Lines of data

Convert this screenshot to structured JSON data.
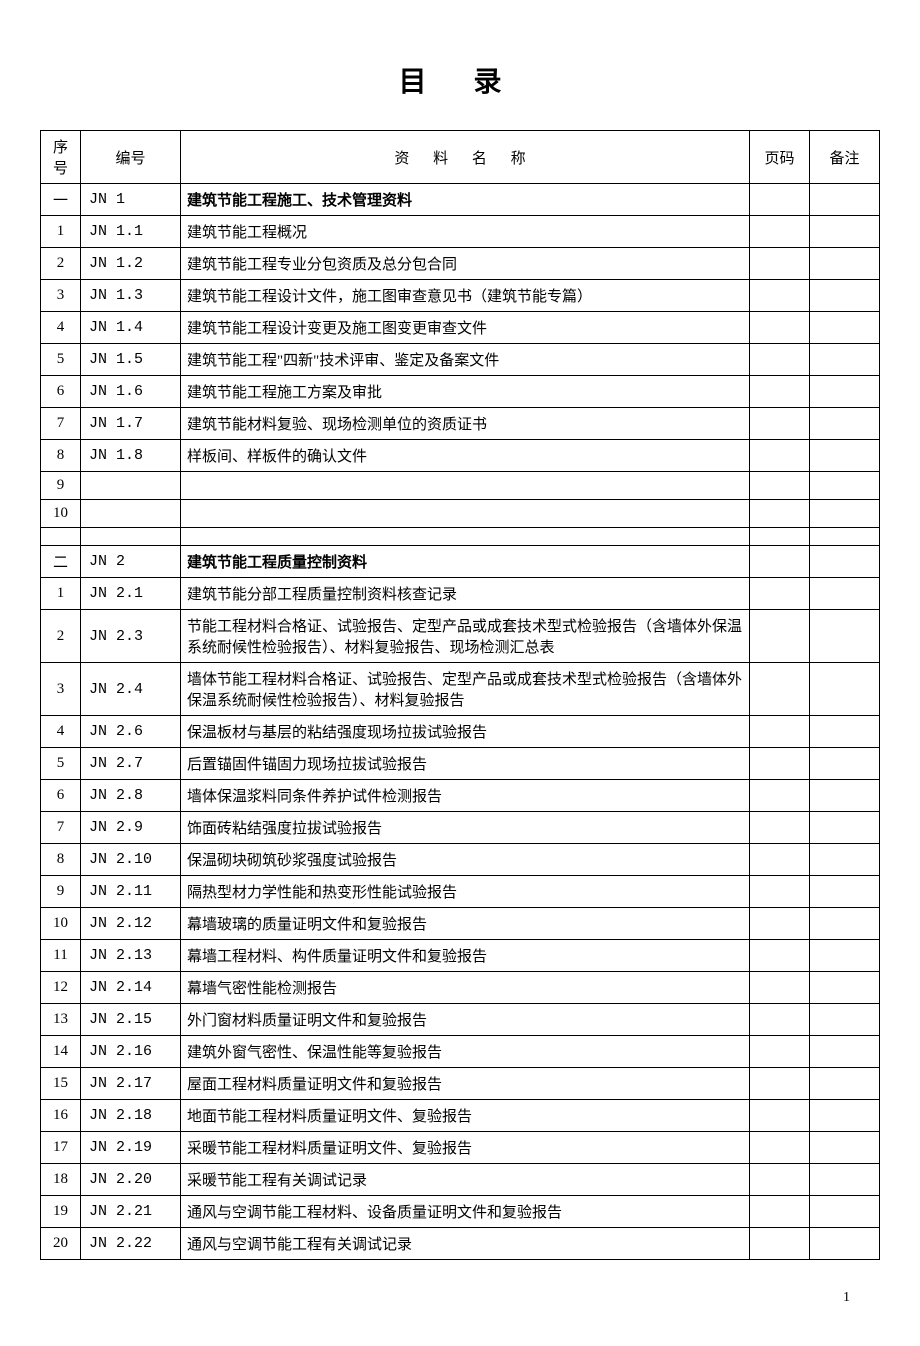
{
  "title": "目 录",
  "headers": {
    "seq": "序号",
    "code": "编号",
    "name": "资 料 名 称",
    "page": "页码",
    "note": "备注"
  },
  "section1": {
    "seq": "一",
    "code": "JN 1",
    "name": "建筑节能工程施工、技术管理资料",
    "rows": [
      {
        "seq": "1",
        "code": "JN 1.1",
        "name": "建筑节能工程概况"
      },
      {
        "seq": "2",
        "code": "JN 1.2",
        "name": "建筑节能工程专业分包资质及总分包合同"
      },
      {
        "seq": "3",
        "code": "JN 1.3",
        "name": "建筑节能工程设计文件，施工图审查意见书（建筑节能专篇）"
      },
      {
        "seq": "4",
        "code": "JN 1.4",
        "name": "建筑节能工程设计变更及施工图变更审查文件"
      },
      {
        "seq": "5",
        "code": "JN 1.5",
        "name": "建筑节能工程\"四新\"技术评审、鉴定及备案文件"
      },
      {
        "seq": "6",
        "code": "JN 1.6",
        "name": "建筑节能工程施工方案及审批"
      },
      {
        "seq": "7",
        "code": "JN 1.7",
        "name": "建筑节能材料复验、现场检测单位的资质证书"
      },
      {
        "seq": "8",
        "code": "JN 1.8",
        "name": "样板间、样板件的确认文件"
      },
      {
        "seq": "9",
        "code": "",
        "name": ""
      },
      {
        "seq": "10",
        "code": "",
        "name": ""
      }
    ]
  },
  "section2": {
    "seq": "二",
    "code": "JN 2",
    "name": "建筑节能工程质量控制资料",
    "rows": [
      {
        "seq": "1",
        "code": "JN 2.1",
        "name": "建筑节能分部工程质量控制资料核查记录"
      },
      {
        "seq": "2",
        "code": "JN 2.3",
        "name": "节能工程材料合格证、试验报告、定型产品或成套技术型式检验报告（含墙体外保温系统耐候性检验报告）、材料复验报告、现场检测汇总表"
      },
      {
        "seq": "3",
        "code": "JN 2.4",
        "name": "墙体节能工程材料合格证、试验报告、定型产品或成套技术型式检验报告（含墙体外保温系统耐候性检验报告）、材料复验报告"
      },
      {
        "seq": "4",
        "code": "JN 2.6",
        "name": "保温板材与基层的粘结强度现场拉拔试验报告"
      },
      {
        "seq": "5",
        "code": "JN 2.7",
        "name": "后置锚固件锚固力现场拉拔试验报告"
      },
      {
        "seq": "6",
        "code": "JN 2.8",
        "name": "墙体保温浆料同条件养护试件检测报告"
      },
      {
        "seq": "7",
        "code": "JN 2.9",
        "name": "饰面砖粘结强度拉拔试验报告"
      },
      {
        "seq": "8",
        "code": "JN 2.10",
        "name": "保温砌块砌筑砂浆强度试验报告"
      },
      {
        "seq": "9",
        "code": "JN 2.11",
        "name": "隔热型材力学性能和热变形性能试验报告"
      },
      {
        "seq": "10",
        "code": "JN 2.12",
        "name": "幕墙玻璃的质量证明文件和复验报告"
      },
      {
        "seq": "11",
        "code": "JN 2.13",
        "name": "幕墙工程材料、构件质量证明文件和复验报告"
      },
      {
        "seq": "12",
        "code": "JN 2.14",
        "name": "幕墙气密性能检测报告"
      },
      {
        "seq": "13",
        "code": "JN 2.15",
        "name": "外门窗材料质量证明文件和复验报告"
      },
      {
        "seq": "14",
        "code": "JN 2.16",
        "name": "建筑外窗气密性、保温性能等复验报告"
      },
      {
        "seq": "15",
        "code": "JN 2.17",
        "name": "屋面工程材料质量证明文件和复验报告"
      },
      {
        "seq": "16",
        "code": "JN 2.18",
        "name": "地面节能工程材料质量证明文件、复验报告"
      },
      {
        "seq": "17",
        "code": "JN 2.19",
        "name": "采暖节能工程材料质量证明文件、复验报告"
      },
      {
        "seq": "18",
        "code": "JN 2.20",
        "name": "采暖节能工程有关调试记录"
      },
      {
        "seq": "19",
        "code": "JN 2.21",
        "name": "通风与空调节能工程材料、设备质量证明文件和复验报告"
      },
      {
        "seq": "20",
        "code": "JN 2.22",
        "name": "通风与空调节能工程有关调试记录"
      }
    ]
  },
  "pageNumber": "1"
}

Stated problem - Print out the whole of the material word for word, without pictures.

Exercise result -
Convert this screenshot to structured JSON data.
{
  "title": "目 录",
  "headers": {
    "seq": "序号",
    "code": "编号",
    "name": "资 料 名 称",
    "page": "页码",
    "note": "备注"
  },
  "section1": {
    "seq": "一",
    "code": "JN 1",
    "name": "建筑节能工程施工、技术管理资料",
    "rows": [
      {
        "seq": "1",
        "code": "JN 1.1",
        "name": "建筑节能工程概况"
      },
      {
        "seq": "2",
        "code": "JN 1.2",
        "name": "建筑节能工程专业分包资质及总分包合同"
      },
      {
        "seq": "3",
        "code": "JN 1.3",
        "name": "建筑节能工程设计文件，施工图审查意见书（建筑节能专篇）"
      },
      {
        "seq": "4",
        "code": "JN 1.4",
        "name": "建筑节能工程设计变更及施工图变更审查文件"
      },
      {
        "seq": "5",
        "code": "JN 1.5",
        "name": "建筑节能工程\"四新\"技术评审、鉴定及备案文件"
      },
      {
        "seq": "6",
        "code": "JN 1.6",
        "name": "建筑节能工程施工方案及审批"
      },
      {
        "seq": "7",
        "code": "JN 1.7",
        "name": "建筑节能材料复验、现场检测单位的资质证书"
      },
      {
        "seq": "8",
        "code": "JN 1.8",
        "name": "样板间、样板件的确认文件"
      },
      {
        "seq": "9",
        "code": "",
        "name": ""
      },
      {
        "seq": "10",
        "code": "",
        "name": ""
      }
    ]
  },
  "section2": {
    "seq": "二",
    "code": "JN 2",
    "name": "建筑节能工程质量控制资料",
    "rows": [
      {
        "seq": "1",
        "code": "JN 2.1",
        "name": "建筑节能分部工程质量控制资料核查记录"
      },
      {
        "seq": "2",
        "code": "JN 2.3",
        "name": "节能工程材料合格证、试验报告、定型产品或成套技术型式检验报告（含墙体外保温系统耐候性检验报告）、材料复验报告、现场检测汇总表"
      },
      {
        "seq": "3",
        "code": "JN 2.4",
        "name": "墙体节能工程材料合格证、试验报告、定型产品或成套技术型式检验报告（含墙体外保温系统耐候性检验报告）、材料复验报告"
      },
      {
        "seq": "4",
        "code": "JN 2.6",
        "name": "保温板材与基层的粘结强度现场拉拔试验报告"
      },
      {
        "seq": "5",
        "code": "JN 2.7",
        "name": "后置锚固件锚固力现场拉拔试验报告"
      },
      {
        "seq": "6",
        "code": "JN 2.8",
        "name": "墙体保温浆料同条件养护试件检测报告"
      },
      {
        "seq": "7",
        "code": "JN 2.9",
        "name": "饰面砖粘结强度拉拔试验报告"
      },
      {
        "seq": "8",
        "code": "JN 2.10",
        "name": "保温砌块砌筑砂浆强度试验报告"
      },
      {
        "seq": "9",
        "code": "JN 2.11",
        "name": "隔热型材力学性能和热变形性能试验报告"
      },
      {
        "seq": "10",
        "code": "JN 2.12",
        "name": "幕墙玻璃的质量证明文件和复验报告"
      },
      {
        "seq": "11",
        "code": "JN 2.13",
        "name": "幕墙工程材料、构件质量证明文件和复验报告"
      },
      {
        "seq": "12",
        "code": "JN 2.14",
        "name": "幕墙气密性能检测报告"
      },
      {
        "seq": "13",
        "code": "JN 2.15",
        "name": "外门窗材料质量证明文件和复验报告"
      },
      {
        "seq": "14",
        "code": "JN 2.16",
        "name": "建筑外窗气密性、保温性能等复验报告"
      },
      {
        "seq": "15",
        "code": "JN 2.17",
        "name": "屋面工程材料质量证明文件和复验报告"
      },
      {
        "seq": "16",
        "code": "JN 2.18",
        "name": "地面节能工程材料质量证明文件、复验报告"
      },
      {
        "seq": "17",
        "code": "JN 2.19",
        "name": "采暖节能工程材料质量证明文件、复验报告"
      },
      {
        "seq": "18",
        "code": "JN 2.20",
        "name": "采暖节能工程有关调试记录"
      },
      {
        "seq": "19",
        "code": "JN 2.21",
        "name": "通风与空调节能工程材料、设备质量证明文件和复验报告"
      },
      {
        "seq": "20",
        "code": "JN 2.22",
        "name": "通风与空调节能工程有关调试记录"
      }
    ]
  },
  "pageNumber": "1"
}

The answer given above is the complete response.